Goal of the exercise
Pull each line holding "دوستانہ" out of the entries below.

## START

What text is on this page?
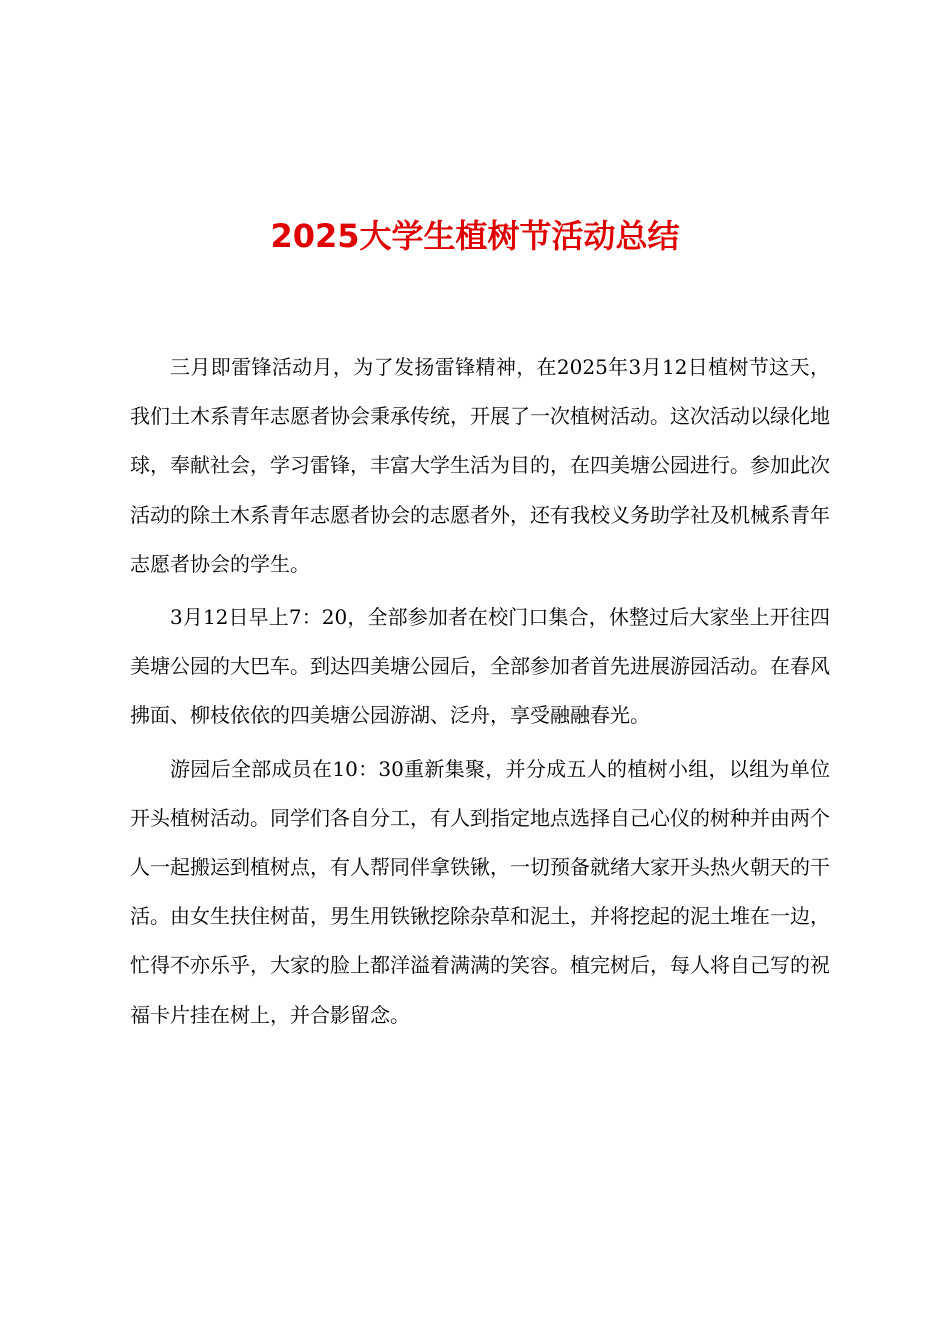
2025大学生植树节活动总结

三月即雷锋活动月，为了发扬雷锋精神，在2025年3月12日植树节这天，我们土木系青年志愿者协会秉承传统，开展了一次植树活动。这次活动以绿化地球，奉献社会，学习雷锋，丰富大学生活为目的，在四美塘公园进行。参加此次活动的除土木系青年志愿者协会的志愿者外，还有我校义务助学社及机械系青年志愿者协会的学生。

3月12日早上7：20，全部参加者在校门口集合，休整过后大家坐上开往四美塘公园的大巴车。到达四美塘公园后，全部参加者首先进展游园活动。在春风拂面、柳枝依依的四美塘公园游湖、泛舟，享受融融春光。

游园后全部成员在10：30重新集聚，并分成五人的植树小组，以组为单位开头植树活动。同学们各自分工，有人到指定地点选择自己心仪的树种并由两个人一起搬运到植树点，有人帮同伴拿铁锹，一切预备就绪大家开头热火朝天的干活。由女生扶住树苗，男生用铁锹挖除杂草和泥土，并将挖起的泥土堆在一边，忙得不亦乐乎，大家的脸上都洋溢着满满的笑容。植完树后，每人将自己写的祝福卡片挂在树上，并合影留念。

## END
## START

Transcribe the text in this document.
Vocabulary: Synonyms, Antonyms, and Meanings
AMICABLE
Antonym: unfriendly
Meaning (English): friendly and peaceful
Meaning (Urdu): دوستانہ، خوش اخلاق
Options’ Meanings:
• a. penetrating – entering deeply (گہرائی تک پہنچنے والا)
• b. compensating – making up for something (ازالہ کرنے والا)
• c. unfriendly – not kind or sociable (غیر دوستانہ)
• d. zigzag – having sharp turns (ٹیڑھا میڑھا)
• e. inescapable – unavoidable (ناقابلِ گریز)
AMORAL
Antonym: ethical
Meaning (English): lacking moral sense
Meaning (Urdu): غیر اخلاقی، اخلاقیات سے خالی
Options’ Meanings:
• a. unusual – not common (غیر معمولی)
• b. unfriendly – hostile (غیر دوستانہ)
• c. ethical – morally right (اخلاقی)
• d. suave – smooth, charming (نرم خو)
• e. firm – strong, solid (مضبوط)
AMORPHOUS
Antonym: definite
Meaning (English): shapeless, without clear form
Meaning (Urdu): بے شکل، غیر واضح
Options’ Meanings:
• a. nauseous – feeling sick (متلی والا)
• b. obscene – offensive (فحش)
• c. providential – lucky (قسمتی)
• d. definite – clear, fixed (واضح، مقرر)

## END

Solution
Meaning (Urdu): دوستانہ، خوش اخلاق
• c. unfriendly – not kind or sociable (غیر دوستانہ)
• b. unfriendly – hostile (غیر دوستانہ)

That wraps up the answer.